**Goal**. Every line of the material that follows must be printed again exactly.

**Source material**.
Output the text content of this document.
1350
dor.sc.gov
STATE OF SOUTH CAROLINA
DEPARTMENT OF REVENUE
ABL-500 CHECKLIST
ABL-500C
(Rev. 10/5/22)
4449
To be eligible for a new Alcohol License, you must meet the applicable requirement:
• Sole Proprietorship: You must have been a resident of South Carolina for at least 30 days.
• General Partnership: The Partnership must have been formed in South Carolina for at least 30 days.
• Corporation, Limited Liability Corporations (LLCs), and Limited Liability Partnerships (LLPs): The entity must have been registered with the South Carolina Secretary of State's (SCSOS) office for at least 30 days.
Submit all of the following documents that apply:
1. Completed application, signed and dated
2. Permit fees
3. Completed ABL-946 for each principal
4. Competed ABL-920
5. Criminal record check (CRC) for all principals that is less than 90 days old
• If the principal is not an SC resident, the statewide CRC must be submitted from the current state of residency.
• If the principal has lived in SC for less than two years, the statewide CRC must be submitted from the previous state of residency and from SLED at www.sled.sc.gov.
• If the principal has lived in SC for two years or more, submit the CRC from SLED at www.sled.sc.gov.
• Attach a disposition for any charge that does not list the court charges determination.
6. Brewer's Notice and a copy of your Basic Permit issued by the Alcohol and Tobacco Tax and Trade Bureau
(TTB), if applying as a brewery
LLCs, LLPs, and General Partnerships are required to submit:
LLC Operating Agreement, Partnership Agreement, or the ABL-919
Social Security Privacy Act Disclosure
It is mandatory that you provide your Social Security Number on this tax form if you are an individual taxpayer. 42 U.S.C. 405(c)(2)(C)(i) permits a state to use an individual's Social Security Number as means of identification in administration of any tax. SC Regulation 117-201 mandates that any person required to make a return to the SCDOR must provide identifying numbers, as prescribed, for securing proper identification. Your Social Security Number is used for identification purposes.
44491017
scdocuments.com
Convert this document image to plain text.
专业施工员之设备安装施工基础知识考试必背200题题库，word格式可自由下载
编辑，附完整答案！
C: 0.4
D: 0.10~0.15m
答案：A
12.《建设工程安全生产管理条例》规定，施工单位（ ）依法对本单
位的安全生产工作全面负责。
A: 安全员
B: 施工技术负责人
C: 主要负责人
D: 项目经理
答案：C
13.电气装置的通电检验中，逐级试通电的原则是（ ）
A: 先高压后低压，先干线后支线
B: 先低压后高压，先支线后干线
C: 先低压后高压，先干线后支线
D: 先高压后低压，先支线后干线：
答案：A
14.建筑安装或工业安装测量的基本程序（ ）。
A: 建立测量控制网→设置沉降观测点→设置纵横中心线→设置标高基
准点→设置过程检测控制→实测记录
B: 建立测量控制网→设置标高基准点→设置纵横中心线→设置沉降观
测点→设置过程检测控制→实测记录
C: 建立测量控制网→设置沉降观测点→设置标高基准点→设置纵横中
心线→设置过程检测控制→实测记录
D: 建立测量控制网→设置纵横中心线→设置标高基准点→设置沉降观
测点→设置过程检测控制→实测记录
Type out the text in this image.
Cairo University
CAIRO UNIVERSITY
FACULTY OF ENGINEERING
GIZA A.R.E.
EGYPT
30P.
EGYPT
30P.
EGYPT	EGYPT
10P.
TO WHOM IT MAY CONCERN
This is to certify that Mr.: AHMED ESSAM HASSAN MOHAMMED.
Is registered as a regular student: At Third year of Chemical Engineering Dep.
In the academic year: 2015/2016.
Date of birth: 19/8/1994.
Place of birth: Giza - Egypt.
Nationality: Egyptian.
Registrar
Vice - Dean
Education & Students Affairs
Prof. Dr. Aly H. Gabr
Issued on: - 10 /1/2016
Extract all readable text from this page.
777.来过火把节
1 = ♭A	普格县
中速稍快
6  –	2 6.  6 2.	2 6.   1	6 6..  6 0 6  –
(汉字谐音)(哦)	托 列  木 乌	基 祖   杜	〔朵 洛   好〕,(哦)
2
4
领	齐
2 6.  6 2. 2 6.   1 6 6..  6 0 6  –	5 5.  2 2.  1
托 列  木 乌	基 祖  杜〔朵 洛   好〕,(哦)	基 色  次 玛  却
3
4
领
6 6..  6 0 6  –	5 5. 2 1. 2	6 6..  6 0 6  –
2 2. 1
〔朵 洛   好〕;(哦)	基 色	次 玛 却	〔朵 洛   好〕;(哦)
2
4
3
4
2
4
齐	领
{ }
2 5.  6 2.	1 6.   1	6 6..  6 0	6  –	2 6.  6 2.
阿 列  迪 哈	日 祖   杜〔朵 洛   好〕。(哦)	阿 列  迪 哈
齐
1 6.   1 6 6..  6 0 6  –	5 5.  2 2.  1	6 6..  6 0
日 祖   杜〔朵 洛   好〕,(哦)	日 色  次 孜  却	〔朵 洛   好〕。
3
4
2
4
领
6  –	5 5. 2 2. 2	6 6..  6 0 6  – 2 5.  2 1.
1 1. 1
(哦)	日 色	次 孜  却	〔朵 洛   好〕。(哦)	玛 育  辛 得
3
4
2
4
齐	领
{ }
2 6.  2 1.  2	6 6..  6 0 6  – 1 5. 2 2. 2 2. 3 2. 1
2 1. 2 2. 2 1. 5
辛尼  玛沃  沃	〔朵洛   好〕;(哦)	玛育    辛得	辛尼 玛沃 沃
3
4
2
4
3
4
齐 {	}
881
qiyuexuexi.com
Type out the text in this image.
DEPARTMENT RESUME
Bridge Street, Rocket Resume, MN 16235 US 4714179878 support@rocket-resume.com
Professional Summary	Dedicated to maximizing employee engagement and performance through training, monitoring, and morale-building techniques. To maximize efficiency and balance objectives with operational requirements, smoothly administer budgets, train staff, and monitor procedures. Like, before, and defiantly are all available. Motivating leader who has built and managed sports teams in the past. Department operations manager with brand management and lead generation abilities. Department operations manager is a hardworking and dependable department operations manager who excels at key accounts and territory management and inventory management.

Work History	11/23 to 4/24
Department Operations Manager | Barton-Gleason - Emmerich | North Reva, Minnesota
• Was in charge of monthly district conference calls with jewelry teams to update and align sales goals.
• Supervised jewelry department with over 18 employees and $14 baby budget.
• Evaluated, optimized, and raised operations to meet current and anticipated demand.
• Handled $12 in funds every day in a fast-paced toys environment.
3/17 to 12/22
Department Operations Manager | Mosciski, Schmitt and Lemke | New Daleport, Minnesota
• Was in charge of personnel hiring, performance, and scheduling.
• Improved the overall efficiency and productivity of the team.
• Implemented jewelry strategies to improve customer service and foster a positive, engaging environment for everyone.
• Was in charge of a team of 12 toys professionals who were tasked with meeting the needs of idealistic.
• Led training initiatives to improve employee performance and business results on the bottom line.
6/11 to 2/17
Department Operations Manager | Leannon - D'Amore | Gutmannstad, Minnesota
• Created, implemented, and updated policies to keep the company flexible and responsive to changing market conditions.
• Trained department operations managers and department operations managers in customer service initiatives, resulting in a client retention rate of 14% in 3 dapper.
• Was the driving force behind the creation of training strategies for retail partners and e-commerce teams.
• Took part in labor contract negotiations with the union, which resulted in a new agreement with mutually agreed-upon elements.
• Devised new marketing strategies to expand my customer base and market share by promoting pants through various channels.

**Result**.
Output the text content of this document.
1350
dor.sc.gov
STATE OF SOUTH CAROLINA
DEPARTMENT OF REVENUE
ABL-500 CHECKLIST
ABL-500C
(Rev. 10/5/22)
4449
To be eligible for a new Alcohol License, you must meet the applicable requirement:
• Sole Proprietorship: You must have been a resident of South Carolina for at least 30 days.
• General Partnership: The Partnership must have been formed in South Carolina for at least 30 days.
• Corporation, Limited Liability Corporations (LLCs), and Limited Liability Partnerships (LLPs): The entity must have been registered with the South Carolina Secretary of State's (SCSOS) office for at least 30 days.
Submit all of the following documents that apply:
1. Completed application, signed and dated
2. Permit fees
3. Completed ABL-946 for each principal
4. Competed ABL-920
5. Criminal record check (CRC) for all principals that is less than 90 days old
• If the principal is not an SC resident, the statewide CRC must be submitted from the current state of residency.
• If the principal has lived in SC for less than two years, the statewide CRC must be submitted from the previous state of residency and from SLED at www.sled.sc.gov.
• If the principal has lived in SC for two years or more, submit the CRC from SLED at www.sled.sc.gov.
• Attach a disposition for any charge that does not list the court charges determination.
6. Brewer's Notice and a copy of your Basic Permit issued by the Alcohol and Tobacco Tax and Trade Bureau
(TTB), if applying as a brewery
LLCs, LLPs, and General Partnerships are required to submit:
LLC Operating Agreement, Partnership Agreement, or the ABL-919
Social Security Privacy Act Disclosure
It is mandatory that you provide your Social Security Number on this tax form if you are an individual taxpayer. 42 U.S.C. 405(c)(2)(C)(i) permits a state to use an individual's Social Security Number as means of identification in administration of any tax. SC Regulation 117-201 mandates that any person required to make a return to the SCDOR must provide identifying numbers, as prescribed, for securing proper identification. Your Social Security Number is used for identification purposes.
44491017
scdocuments.com
Convert this document image to plain text.
专业施工员之设备安装施工基础知识考试必背200题题库，word格式可自由下载
编辑，附完整答案！
C: 0.4
D: 0.10~0.15m
答案：A
12.《建设工程安全生产管理条例》规定，施工单位（ ）依法对本单
位的安全生产工作全面负责。
A: 安全员
B: 施工技术负责人
C: 主要负责人
D: 项目经理
答案：C
13.电气装置的通电检验中，逐级试通电的原则是（ ）
A: 先高压后低压，先干线后支线
B: 先低压后高压，先支线后干线
C: 先低压后高压，先干线后支线
D: 先高压后低压，先支线后干线：
答案：A
14.建筑安装或工业安装测量的基本程序（ ）。
A: 建立测量控制网→设置沉降观测点→设置纵横中心线→设置标高基
准点→设置过程检测控制→实测记录
B: 建立测量控制网→设置标高基准点→设置纵横中心线→设置沉降观
测点→设置过程检测控制→实测记录
C: 建立测量控制网→设置沉降观测点→设置标高基准点→设置纵横中
心线→设置过程检测控制→实测记录
D: 建立测量控制网→设置纵横中心线→设置标高基准点→设置沉降观
测点→设置过程检测控制→实测记录
Type out the text in this image.
Cairo University
CAIRO UNIVERSITY
FACULTY OF ENGINEERING
GIZA A.R.E.
EGYPT
30P.
EGYPT
30P.
EGYPT	EGYPT
10P.
TO WHOM IT MAY CONCERN
This is to certify that Mr.: AHMED ESSAM HASSAN MOHAMMED.
Is registered as a regular student: At Third year of Chemical Engineering Dep.
In the academic year: 2015/2016.
Date of birth: 19/8/1994.
Place of birth: Giza - Egypt.
Nationality: Egyptian.
Registrar
Vice - Dean
Education & Students Affairs
Prof. Dr. Aly H. Gabr
Issued on: - 10 /1/2016
Extract all readable text from this page.
777.来过火把节
1 = ♭A	普格县
中速稍快
6  –	2 6.  6 2.	2 6.   1	6 6..  6 0 6  –
(汉字谐音)(哦)	托 列  木 乌	基 祖   杜	〔朵 洛   好〕,(哦)
2
4
领	齐
2 6.  6 2. 2 6.   1 6 6..  6 0 6  –	5 5.  2 2.  1
托 列  木 乌	基 祖  杜〔朵 洛   好〕,(哦)	基 色  次 玛  却
3
4
领
6 6..  6 0 6  –	5 5. 2 1. 2	6 6..  6 0 6  –
2 2. 1
〔朵 洛   好〕;(哦)	基 色	次 玛 却	〔朵 洛   好〕;(哦)
2
4
3
4
2
4
齐	领
{ }
2 5.  6 2.	1 6.   1	6 6..  6 0	6  –	2 6.  6 2.
阿 列  迪 哈	日 祖   杜〔朵 洛   好〕。(哦)	阿 列  迪 哈
齐
1 6.   1 6 6..  6 0 6  –	5 5.  2 2.  1	6 6..  6 0
日 祖   杜〔朵 洛   好〕,(哦)	日 色  次 孜  却	〔朵 洛   好〕。
3
4
2
4
领
6  –	5 5. 2 2. 2	6 6..  6 0 6  – 2 5.  2 1.
1 1. 1
(哦)	日 色	次 孜  却	〔朵 洛   好〕。(哦)	玛 育  辛 得
3
4
2
4
齐	领
{ }
2 6.  2 1.  2	6 6..  6 0 6  – 1 5. 2 2. 2 2. 3 2. 1
2 1. 2 2. 2 1. 5
辛尼  玛沃  沃	〔朵洛   好〕;(哦)	玛育    辛得	辛尼 玛沃 沃
3
4
2
4
3
4
齐 {	}
881
qiyuexuexi.com
Type out the text in this image.
DEPARTMENT RESUME
Bridge Street, Rocket Resume, MN 16235 US 4714179878 support@rocket-resume.com
Professional Summary	Dedicated to maximizing employee engagement and performance through training, monitoring, and morale-building techniques. To maximize efficiency and balance objectives with operational requirements, smoothly administer budgets, train staff, and monitor procedures. Like, before, and defiantly are all available. Motivating leader who has built and managed sports teams in the past. Department operations manager with brand management and lead generation abilities. Department operations manager is a hardworking and dependable department operations manager who excels at key accounts and territory management and inventory management.

Work History	11/23 to 4/24
Department Operations Manager | Barton-Gleason - Emmerich | North Reva, Minnesota
• Was in charge of monthly district conference calls with jewelry teams to update and align sales goals.
• Supervised jewelry department with over 18 employees and $14 baby budget.
• Evaluated, optimized, and raised operations to meet current and anticipated demand.
• Handled $12 in funds every day in a fast-paced toys environment.
3/17 to 12/22
Department Operations Manager | Mosciski, Schmitt and Lemke | New Daleport, Minnesota
• Was in charge of personnel hiring, performance, and scheduling.
• Improved the overall efficiency and productivity of the team.
• Implemented jewelry strategies to improve customer service and foster a positive, engaging environment for everyone.
• Was in charge of a team of 12 toys professionals who were tasked with meeting the needs of idealistic.
• Led training initiatives to improve employee performance and business results on the bottom line.
6/11 to 2/17
Department Operations Manager | Leannon - D'Amore | Gutmannstad, Minnesota
• Created, implemented, and updated policies to keep the company flexible and responsive to changing market conditions.
• Trained department operations managers and department operations managers in customer service initiatives, resulting in a client retention rate of 14% in 3 dapper.
• Was the driving force behind the creation of training strategies for retail partners and e-commerce teams.
• Took part in labor contract negotiations with the union, which resulted in a new agreement with mutually agreed-upon elements.
• Devised new marketing strategies to expand my customer base and market share by promoting pants through various channels.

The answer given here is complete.